| TEXTO FORNECIDO |
Disso brota uma terceira chave de leitura, que apresento outra vez em forma de pergunta: as jovens colegas, cujo empenho deu vida a esta obra, não estarão impulsionando uma prática de pesquisa que se dedica a visibilizar-conectar e explicar problemas de grande envergadura e múltiplos sujeitos de luta, no afã de superá-los? Construir explicações rigorosas e gerais para os problemas mais relevantes tem sido a aspiração do conhecimento denominado científico desde que adquiriu tal nome, no século XVII. No entanto, esse conhecimento ficou imediatamente vinculado à expansão do capitalismo colonial e se organizou de maneira ferozmente patriarcal. O corpus teórico marxista canônico também se dedicou a ostentar esse título, convertido na teoria rival da chamada “ciência positiva” durante mais de um século, ainda que comodamente compartilhasse com ela seus respectivos traços patriarcais. Todo esse conhecimento se encontra hoje em crise, e durante algumas décadas se decretou o colapso de qualquer explicação geral do fenômeno social. Entretanto, “chegar a conhecer a razão de algo” não seria agora uma necessidade urgente? Essa não é uma das acepções do termo “explicar”? Sobretudo se esse “algo” condensar a dinâmica reiterada que nos ameaça e nos destrói como espécie? Dar-se conta da (re)patriarcalização capitalista dos territórios e da vida, construir argumentos para compreender o que ocorre e ensaiar explicações que nutram os esforços para subverter e superar essa situação extremada não seriam, por fim, as ações mais fecundas que podemos realizar ao dispor de tempo para pesquisar?

| MATERIAL DE ORIGEM |
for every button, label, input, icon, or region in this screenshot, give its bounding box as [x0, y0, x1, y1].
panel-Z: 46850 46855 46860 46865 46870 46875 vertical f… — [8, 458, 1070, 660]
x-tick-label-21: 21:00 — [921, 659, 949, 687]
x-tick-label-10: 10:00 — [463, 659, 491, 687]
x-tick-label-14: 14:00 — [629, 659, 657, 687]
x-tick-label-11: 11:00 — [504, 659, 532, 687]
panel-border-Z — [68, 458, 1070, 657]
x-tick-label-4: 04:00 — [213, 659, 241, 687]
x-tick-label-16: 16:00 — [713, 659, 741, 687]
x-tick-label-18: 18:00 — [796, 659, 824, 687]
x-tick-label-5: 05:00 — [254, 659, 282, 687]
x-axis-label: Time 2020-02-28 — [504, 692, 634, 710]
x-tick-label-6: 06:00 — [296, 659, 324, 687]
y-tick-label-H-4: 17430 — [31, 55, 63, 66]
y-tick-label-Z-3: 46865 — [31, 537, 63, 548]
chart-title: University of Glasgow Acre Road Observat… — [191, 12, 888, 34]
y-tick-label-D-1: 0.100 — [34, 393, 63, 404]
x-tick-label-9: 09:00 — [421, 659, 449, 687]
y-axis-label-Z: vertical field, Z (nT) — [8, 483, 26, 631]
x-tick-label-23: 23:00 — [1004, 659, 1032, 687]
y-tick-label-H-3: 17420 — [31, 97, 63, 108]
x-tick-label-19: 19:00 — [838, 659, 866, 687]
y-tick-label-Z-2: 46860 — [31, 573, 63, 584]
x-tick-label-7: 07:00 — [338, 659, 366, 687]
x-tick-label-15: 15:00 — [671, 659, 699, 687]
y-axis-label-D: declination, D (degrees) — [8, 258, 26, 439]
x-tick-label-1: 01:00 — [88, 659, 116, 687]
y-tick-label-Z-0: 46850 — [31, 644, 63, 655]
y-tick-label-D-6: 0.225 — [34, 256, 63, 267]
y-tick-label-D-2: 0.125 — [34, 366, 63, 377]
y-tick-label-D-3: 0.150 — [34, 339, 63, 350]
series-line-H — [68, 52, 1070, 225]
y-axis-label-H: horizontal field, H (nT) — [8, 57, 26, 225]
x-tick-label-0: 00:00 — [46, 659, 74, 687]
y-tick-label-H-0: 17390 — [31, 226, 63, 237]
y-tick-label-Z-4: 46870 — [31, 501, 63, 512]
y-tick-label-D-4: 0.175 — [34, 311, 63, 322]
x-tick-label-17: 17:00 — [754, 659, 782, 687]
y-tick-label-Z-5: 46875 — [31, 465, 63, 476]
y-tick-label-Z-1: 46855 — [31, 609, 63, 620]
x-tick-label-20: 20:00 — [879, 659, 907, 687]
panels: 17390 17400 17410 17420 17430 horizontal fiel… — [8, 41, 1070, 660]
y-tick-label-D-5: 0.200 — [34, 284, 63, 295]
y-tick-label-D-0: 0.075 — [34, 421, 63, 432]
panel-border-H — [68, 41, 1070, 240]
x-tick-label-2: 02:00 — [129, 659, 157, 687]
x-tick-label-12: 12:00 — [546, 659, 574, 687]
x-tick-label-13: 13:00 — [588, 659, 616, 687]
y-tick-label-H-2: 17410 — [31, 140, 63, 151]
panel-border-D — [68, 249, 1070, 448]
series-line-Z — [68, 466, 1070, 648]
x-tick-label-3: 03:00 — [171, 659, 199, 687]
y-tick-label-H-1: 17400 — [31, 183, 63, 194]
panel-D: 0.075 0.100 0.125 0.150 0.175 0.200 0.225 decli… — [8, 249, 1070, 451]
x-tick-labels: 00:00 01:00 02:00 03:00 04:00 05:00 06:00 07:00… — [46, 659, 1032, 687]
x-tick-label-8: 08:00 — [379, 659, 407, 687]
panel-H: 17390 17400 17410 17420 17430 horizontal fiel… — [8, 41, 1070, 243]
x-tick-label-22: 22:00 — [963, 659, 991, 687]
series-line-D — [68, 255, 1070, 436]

| TAREFAS |
1 – No texto sobre pesquisa e patriarcado, por que "chegar a conhecer a razão de algo" seria agora uma necessidade urgente? Responda em uma a três frases.
2 – Continue o texto sobre pesquisa e patriarcado a partir da última frase apresentada, mantendo o mesmo tom.

| RESULTADOS POR TAREFA |
1 – A urgência vem sobretudo do fato de esse "algo" poder condensar a dinâmica reiterada que nos ameaça e nos destrói como espécie. Explicá-lo, segundo o texto, ajudaria a nutrir os esforços para subverter e superar essa situação extremada.

2 –
Meu entusiasmo por este livro, cujas autoras generosamente me convidaram a prefaciar, reside finalmente na maneira inovadora com que este trabalho reinstaura a discussão sobre a relação de ser, nitidamente, parte de um fluxo tenaz de lutas que se desdobram em nossos territórios. Com outros, nos sabemos parte de um fluxo de vida, luta e reprodução; também somos parte desse fluxo porque nos sabemos parte dele. Isso significa (re)começar a percorrer um caminho antigo e, ao mesmo tempo, contemporâneo, iluminados pelos feminismos no tempo presente. Agradeço e celebro ser parte desse esforço que deseja se tornar e está se tornando uma torrente.
RAQUEL GUTIÉRREZ AGUILAR é matemática, filósofa, socióloga e ativista mexicana. Pesquisa movimentos indígenas latino-americanos e é professora de sociologia na Benemérita Universidad Autónoma de Puebla. Na década de 1980, acompanhou os levantes dos Aymara e dos Quéchua na Bolívia e foi cofundadora do Ejército Guerrillero Túpac Katari, organização aymara ativa entre 1986 e 1992.